TASK OBJECTIVE =
Count how many lines hold the string "této". Give that number alone.

-- Start of RECORDED DATA --

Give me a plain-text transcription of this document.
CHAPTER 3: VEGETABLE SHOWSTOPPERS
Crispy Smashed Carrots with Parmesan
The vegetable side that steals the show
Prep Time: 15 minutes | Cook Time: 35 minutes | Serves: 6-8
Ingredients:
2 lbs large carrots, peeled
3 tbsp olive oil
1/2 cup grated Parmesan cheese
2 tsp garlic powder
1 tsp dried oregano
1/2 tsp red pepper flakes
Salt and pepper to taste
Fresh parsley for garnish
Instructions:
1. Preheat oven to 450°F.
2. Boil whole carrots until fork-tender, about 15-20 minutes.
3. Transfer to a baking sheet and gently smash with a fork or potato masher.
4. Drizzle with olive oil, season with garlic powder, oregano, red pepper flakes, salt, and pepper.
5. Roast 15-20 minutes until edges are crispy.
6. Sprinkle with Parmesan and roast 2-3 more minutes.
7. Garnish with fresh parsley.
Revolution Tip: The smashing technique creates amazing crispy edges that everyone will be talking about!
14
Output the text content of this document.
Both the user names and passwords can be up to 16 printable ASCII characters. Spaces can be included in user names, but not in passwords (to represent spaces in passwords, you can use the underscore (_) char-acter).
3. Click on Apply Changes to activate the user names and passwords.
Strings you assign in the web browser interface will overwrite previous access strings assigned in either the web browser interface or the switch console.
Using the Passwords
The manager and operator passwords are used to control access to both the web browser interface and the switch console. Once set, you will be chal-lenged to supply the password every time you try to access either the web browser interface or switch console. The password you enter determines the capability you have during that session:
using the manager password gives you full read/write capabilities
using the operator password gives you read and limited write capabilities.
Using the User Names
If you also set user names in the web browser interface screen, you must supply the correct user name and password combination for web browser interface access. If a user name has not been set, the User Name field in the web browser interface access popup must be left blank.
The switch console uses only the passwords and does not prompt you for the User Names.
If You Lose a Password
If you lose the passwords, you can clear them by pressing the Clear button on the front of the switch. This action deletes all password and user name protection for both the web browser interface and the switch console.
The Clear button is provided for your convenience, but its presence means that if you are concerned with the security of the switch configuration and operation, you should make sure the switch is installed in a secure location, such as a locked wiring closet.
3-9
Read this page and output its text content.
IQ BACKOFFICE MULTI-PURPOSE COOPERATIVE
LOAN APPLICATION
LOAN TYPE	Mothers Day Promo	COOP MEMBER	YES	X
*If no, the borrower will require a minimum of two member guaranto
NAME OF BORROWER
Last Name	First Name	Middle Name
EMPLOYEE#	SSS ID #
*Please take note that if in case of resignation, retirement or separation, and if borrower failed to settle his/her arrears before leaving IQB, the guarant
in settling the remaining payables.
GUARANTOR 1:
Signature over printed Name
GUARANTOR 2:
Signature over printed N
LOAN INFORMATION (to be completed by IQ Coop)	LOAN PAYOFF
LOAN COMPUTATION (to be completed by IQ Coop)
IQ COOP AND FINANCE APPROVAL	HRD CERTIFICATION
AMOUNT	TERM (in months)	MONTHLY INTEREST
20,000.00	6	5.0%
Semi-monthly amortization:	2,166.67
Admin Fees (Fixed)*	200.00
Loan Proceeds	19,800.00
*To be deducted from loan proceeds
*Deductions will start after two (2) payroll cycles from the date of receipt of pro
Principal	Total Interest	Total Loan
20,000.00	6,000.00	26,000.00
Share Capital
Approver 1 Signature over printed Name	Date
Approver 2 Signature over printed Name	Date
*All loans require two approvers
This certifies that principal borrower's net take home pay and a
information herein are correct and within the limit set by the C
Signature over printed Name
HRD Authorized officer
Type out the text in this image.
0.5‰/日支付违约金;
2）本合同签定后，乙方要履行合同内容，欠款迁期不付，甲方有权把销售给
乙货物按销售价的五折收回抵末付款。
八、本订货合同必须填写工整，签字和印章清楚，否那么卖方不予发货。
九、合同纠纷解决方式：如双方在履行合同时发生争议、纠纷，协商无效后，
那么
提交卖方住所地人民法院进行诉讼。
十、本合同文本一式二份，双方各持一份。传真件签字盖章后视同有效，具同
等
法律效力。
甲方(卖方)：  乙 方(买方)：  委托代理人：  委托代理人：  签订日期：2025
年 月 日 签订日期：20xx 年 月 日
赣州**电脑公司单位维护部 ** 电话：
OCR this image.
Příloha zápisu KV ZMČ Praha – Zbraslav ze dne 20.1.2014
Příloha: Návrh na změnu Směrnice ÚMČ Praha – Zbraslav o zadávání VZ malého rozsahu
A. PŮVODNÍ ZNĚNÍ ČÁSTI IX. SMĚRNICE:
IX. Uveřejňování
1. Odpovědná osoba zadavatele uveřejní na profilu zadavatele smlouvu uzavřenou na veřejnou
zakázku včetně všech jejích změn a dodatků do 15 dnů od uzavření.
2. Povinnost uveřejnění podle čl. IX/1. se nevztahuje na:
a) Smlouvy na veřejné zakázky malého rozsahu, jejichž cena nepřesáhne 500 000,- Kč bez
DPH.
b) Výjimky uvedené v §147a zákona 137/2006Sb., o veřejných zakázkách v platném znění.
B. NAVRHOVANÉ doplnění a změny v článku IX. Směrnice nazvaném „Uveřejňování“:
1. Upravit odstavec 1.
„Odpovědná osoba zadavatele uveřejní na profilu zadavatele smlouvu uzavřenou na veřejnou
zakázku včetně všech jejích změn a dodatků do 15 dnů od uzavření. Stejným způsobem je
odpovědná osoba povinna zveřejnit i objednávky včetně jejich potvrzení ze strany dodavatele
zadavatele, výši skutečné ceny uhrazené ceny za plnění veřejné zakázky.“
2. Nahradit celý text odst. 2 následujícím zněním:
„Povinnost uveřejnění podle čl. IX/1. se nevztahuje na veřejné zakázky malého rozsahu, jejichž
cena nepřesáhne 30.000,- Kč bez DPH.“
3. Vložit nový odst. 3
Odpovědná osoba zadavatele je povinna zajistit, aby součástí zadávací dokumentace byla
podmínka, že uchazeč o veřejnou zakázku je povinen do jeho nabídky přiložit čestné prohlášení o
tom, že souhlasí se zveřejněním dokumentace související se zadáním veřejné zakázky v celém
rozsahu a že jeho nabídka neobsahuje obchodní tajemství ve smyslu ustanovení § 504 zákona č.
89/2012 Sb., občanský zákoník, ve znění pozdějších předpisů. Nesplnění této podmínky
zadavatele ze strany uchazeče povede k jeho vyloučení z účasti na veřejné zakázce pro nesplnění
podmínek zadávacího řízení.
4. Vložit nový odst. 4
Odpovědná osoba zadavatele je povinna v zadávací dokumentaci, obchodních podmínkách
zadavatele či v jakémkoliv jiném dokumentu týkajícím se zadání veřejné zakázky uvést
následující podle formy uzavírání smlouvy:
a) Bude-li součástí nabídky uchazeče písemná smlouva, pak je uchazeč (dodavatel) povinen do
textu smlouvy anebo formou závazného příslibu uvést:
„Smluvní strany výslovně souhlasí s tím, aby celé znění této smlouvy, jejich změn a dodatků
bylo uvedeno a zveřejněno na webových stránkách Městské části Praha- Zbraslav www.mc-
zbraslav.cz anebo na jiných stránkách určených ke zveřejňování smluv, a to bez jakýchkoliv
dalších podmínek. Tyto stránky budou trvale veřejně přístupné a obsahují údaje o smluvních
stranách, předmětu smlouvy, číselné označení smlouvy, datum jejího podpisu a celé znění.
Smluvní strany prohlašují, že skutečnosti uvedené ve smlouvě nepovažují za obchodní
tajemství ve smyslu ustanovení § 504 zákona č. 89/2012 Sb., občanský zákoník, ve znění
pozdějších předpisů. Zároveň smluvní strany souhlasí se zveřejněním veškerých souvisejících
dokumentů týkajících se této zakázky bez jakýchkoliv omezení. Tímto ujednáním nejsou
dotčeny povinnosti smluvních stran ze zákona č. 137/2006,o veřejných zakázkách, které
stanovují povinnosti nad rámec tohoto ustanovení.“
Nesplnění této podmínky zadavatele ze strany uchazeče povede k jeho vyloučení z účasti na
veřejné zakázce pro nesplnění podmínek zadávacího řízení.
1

-- End of RECORDED DATA --

WRITTEN SOLUTION =
4